*BRIEF*: Each record below is to be copied word for word, with pictures removed.

*TASK INPUT*:
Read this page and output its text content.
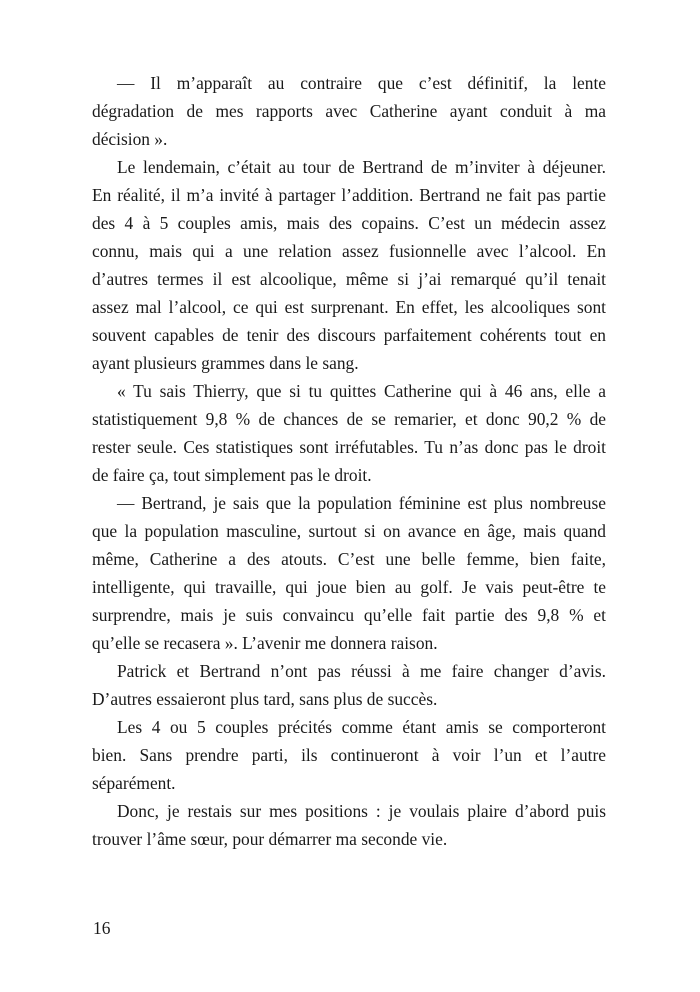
— Il m’apparaît au contraire que c’est définitif, la lente
dégradation de mes rapports avec Catherine ayant conduit à ma
décision ».
Le lendemain, c’était au tour de Bertrand de m’inviter à déjeuner.
En réalité, il m’a invité à partager l’addition. Bertrand ne fait pas partie
des 4 à 5 couples amis, mais des copains. C’est un médecin assez
connu, mais qui a une relation assez fusionnelle avec l’alcool. En
d’autres termes il est alcoolique, même si j’ai remarqué qu’il tenait
assez mal l’alcool, ce qui est surprenant. En effet, les alcooliques sont
souvent capables de tenir des discours parfaitement cohérents tout en
ayant plusieurs grammes dans le sang.
« Tu sais Thierry, que si tu quittes Catherine qui à 46 ans, elle a
statistiquement 9,8 % de chances de se remarier, et donc 90,2 % de
rester seule. Ces statistiques sont irréfutables. Tu n’as donc pas le droit
de faire ça, tout simplement pas le droit.
— Bertrand, je sais que la population féminine est plus nombreuse
que la population masculine, surtout si on avance en âge, mais quand
même, Catherine a des atouts. C’est une belle femme, bien faite,
intelligente, qui travaille, qui joue bien au golf. Je vais peut-être te
surprendre, mais je suis convaincu qu’elle fait partie des 9,8 % et
qu’elle se recasera ». L’avenir me donnera raison.
Patrick et Bertrand n’ont pas réussi à me faire changer d’avis.
D’autres essaieront plus tard, sans plus de succès.
Les 4 ou 5 couples précités comme étant amis se comporteront
bien. Sans prendre parti, ils continueront à voir l’un et l’autre
séparément.
Donc, je restais sur mes positions : je voulais plaire d’abord puis
trouver l’âme sœur, pour démarrer ma seconde vie.
16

*COMPLETE RESPONSE*:
Read this page and output its text content.
— Il m’apparaît au contraire que c’est définitif, la lente
dégradation de mes rapports avec Catherine ayant conduit à ma
décision ».
Le lendemain, c’était au tour de Bertrand de m’inviter à déjeuner.
En réalité, il m’a invité à partager l’addition. Bertrand ne fait pas partie
des 4 à 5 couples amis, mais des copains. C’est un médecin assez
connu, mais qui a une relation assez fusionnelle avec l’alcool. En
d’autres termes il est alcoolique, même si j’ai remarqué qu’il tenait
assez mal l’alcool, ce qui est surprenant. En effet, les alcooliques sont
souvent capables de tenir des discours parfaitement cohérents tout en
ayant plusieurs grammes dans le sang.
« Tu sais Thierry, que si tu quittes Catherine qui à 46 ans, elle a
statistiquement 9,8 % de chances de se remarier, et donc 90,2 % de
rester seule. Ces statistiques sont irréfutables. Tu n’as donc pas le droit
de faire ça, tout simplement pas le droit.
— Bertrand, je sais que la population féminine est plus nombreuse
que la population masculine, surtout si on avance en âge, mais quand
même, Catherine a des atouts. C’est une belle femme, bien faite,
intelligente, qui travaille, qui joue bien au golf. Je vais peut-être te
surprendre, mais je suis convaincu qu’elle fait partie des 9,8 % et
qu’elle se recasera ». L’avenir me donnera raison.
Patrick et Bertrand n’ont pas réussi à me faire changer d’avis.
D’autres essaieront plus tard, sans plus de succès.
Les 4 ou 5 couples précités comme étant amis se comporteront
bien. Sans prendre parti, ils continueront à voir l’un et l’autre
séparément.
Donc, je restais sur mes positions : je voulais plaire d’abord puis
trouver l’âme sœur, pour démarrer ma seconde vie.
16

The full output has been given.